> [OBJECTIVE] Your copy of the material below should match it exactly, except that it holds no pictures.

begin

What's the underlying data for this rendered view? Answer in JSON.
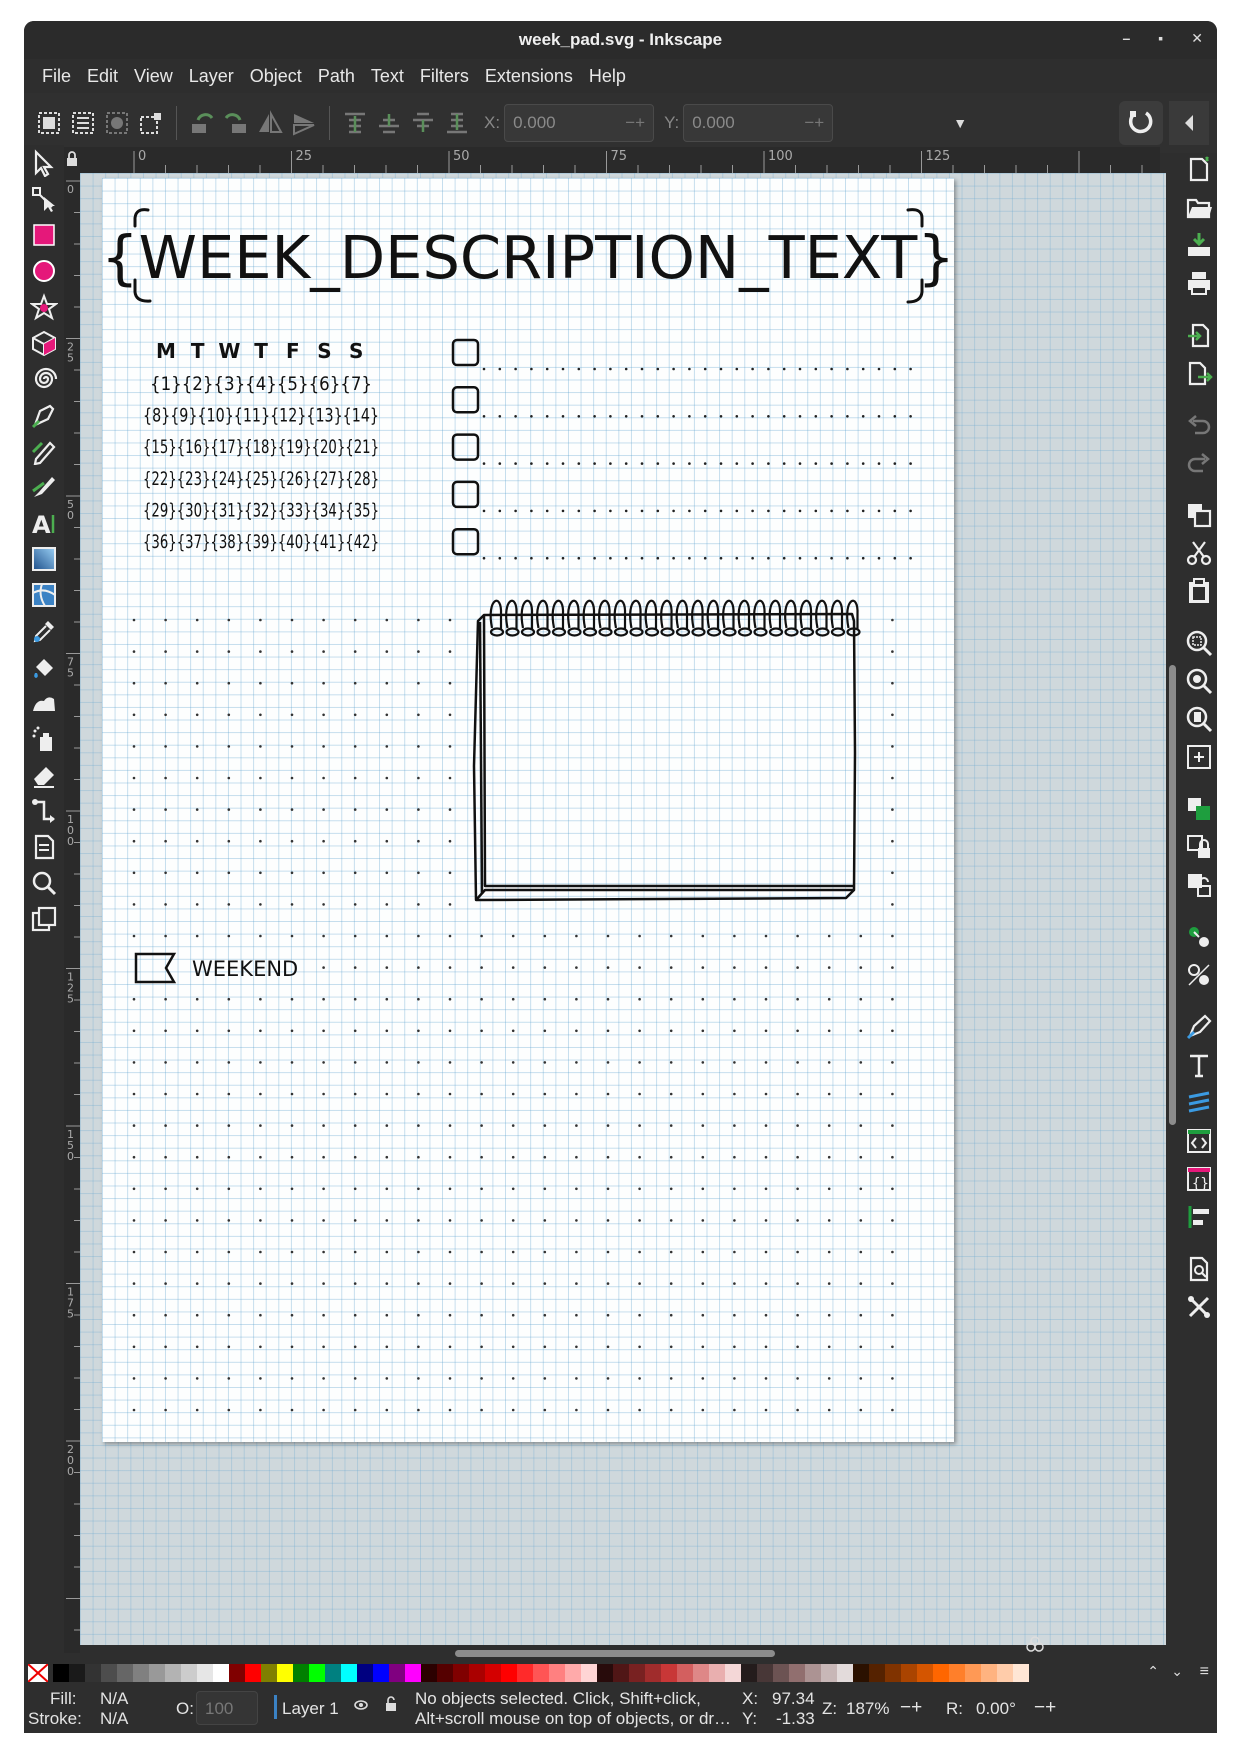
{
  "window": {
    "title": "week_pad.svg - Inkscape",
    "controls": [
      "–",
      "▪",
      "✕"
    ]
  },
  "menu": [
    "File",
    "Edit",
    "View",
    "Layer",
    "Object",
    "Path",
    "Text",
    "Filters",
    "Extensions",
    "Help"
  ],
  "toolbar": {
    "x_label": "X:",
    "x_value": "0.000",
    "y_label": "Y:",
    "y_value": "0.000",
    "spin_symbols": "−+"
  },
  "ruler": {
    "h_ticks": [
      "0",
      "25",
      "50",
      "75",
      "100",
      "125"
    ],
    "v_ticks": [
      "0",
      "25",
      "50",
      "75",
      "100",
      "125",
      "150",
      "175",
      "200"
    ]
  },
  "document": {
    "title_placeholder": "{WEEK_DESCRIPTION_TEXT}",
    "weekday_header": [
      "M",
      "T",
      "W",
      "T",
      "F",
      "S",
      "S"
    ],
    "calendar_rows": [
      "{1}{2}{3}{4}{5}{6}{7}",
      "{8}{9}{10}{11}{12}{13}{14}",
      "{15}{16}{17}{18}{19}{20}{21}",
      "{22}{23}{24}{25}{26}{27}{28}",
      "{29}{30}{31}{32}{33}{34}{35}",
      "{36}{37}{38}{39}{40}{41}{42}"
    ],
    "todo_count": 5,
    "weekend_label": "WEEKEND"
  },
  "palette_colors": [
    "#000000",
    "#1a1a1a",
    "#333333",
    "#4d4d4d",
    "#666666",
    "#808080",
    "#999999",
    "#b3b3b3",
    "#cccccc",
    "#e6e6e6",
    "#ffffff",
    "#800000",
    "#ff0000",
    "#808000",
    "#ffff00",
    "#008000",
    "#00ff00",
    "#008080",
    "#00ffff",
    "#000080",
    "#0000ff",
    "#800080",
    "#ff00ff",
    "#2b0000",
    "#550000",
    "#800000",
    "#aa0000",
    "#d40000",
    "#ff0000",
    "#ff2a2a",
    "#ff5555",
    "#ff8080",
    "#ffaaaa",
    "#ffd5d5",
    "#280b0b",
    "#501616",
    "#782121",
    "#a02c2c",
    "#c83737",
    "#d35f5f",
    "#de8787",
    "#e9afaf",
    "#f4d7d7",
    "#241c1c",
    "#483737",
    "#6c5353",
    "#916f6f",
    "#ac9393",
    "#c8b7b7",
    "#e3dbdb",
    "#2b1100",
    "#552200",
    "#803300",
    "#aa4400",
    "#d45500",
    "#ff6600",
    "#ff7f2a",
    "#ff9955",
    "#ffb380",
    "#ffccaa",
    "#ffe6d5"
  ],
  "status": {
    "fill_label": "Fill:",
    "fill_value": "N/A",
    "stroke_label": "Stroke:",
    "stroke_value": "N/A",
    "opacity_label": "O:",
    "opacity_value": "100",
    "layer": "Layer 1",
    "message_line1": "No objects selected. Click, Shift+click,",
    "message_line2": "Alt+scroll mouse on top of objects, or dr…",
    "x_label": "X:",
    "x_value": "97.34",
    "y_label": "Y:",
    "y_value": "-1.33",
    "zoom_label": "Z:",
    "zoom_value": "187%",
    "rotation_label": "R:",
    "rotation_value": "0.00°",
    "spin_symbols": "−+"
  },
  "accent_colors": {
    "rect_tool": "#e5187a",
    "ellipse_tool": "#e5187a",
    "snap_green": "#4caf50"
  }
}
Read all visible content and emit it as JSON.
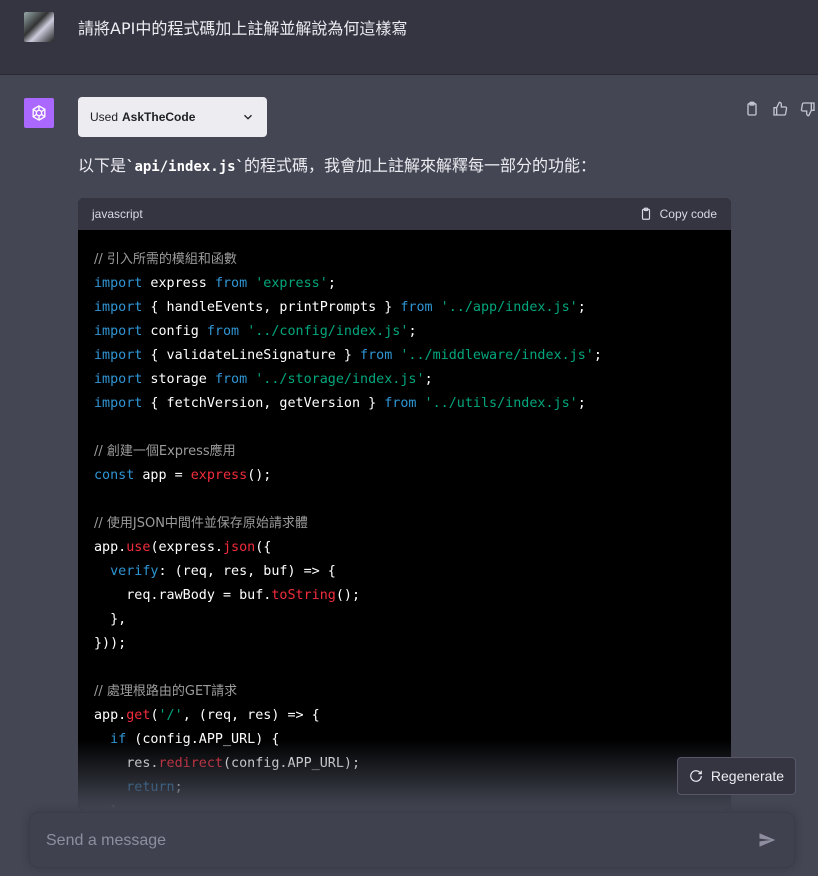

end

> [RESULT OF THE EXERCISE]
What's the underlying data for this rendered view? Answer in JSON.
{
  "window": {
    "title": "week_pad.svg - Inkscape",
    "controls": [
      "–",
      "▪",
      "✕"
    ]
  },
  "menu": [
    "File",
    "Edit",
    "View",
    "Layer",
    "Object",
    "Path",
    "Text",
    "Filters",
    "Extensions",
    "Help"
  ],
  "toolbar": {
    "x_label": "X:",
    "x_value": "0.000",
    "y_label": "Y:",
    "y_value": "0.000",
    "spin_symbols": "−+"
  },
  "ruler": {
    "h_ticks": [
      "0",
      "25",
      "50",
      "75",
      "100",
      "125"
    ],
    "v_ticks": [
      "0",
      "25",
      "50",
      "75",
      "100",
      "125",
      "150",
      "175",
      "200"
    ]
  },
  "document": {
    "title_placeholder": "{WEEK_DESCRIPTION_TEXT}",
    "weekday_header": [
      "M",
      "T",
      "W",
      "T",
      "F",
      "S",
      "S"
    ],
    "calendar_rows": [
      "{1}{2}{3}{4}{5}{6}{7}",
      "{8}{9}{10}{11}{12}{13}{14}",
      "{15}{16}{17}{18}{19}{20}{21}",
      "{22}{23}{24}{25}{26}{27}{28}",
      "{29}{30}{31}{32}{33}{34}{35}",
      "{36}{37}{38}{39}{40}{41}{42}"
    ],
    "todo_count": 5,
    "weekend_label": "WEEKEND"
  },
  "palette_colors": [
    "#000000",
    "#1a1a1a",
    "#333333",
    "#4d4d4d",
    "#666666",
    "#808080",
    "#999999",
    "#b3b3b3",
    "#cccccc",
    "#e6e6e6",
    "#ffffff",
    "#800000",
    "#ff0000",
    "#808000",
    "#ffff00",
    "#008000",
    "#00ff00",
    "#008080",
    "#00ffff",
    "#000080",
    "#0000ff",
    "#800080",
    "#ff00ff",
    "#2b0000",
    "#550000",
    "#800000",
    "#aa0000",
    "#d40000",
    "#ff0000",
    "#ff2a2a",
    "#ff5555",
    "#ff8080",
    "#ffaaaa",
    "#ffd5d5",
    "#280b0b",
    "#501616",
    "#782121",
    "#a02c2c",
    "#c83737",
    "#d35f5f",
    "#de8787",
    "#e9afaf",
    "#f4d7d7",
    "#241c1c",
    "#483737",
    "#6c5353",
    "#916f6f",
    "#ac9393",
    "#c8b7b7",
    "#e3dbdb",
    "#2b1100",
    "#552200",
    "#803300",
    "#aa4400",
    "#d45500",
    "#ff6600",
    "#ff7f2a",
    "#ff9955",
    "#ffb380",
    "#ffccaa",
    "#ffe6d5"
  ],
  "status": {
    "fill_label": "Fill:",
    "fill_value": "N/A",
    "stroke_label": "Stroke:",
    "stroke_value": "N/A",
    "opacity_label": "O:",
    "opacity_value": "100",
    "layer": "Layer 1",
    "message_line1": "No objects selected. Click, Shift+click,",
    "message_line2": "Alt+scroll mouse on top of objects, or dr…",
    "x_label": "X:",
    "x_value": "97.34",
    "y_label": "Y:",
    "y_value": "-1.33",
    "zoom_label": "Z:",
    "zoom_value": "187%",
    "rotation_label": "R:",
    "rotation_value": "0.00°",
    "spin_symbols": "−+"
  },
  "accent_colors": {
    "rect_tool": "#e5187a",
    "ellipse_tool": "#e5187a",
    "snap_green": "#4caf50"
  }
}
Read all visible content and emit it as JSON.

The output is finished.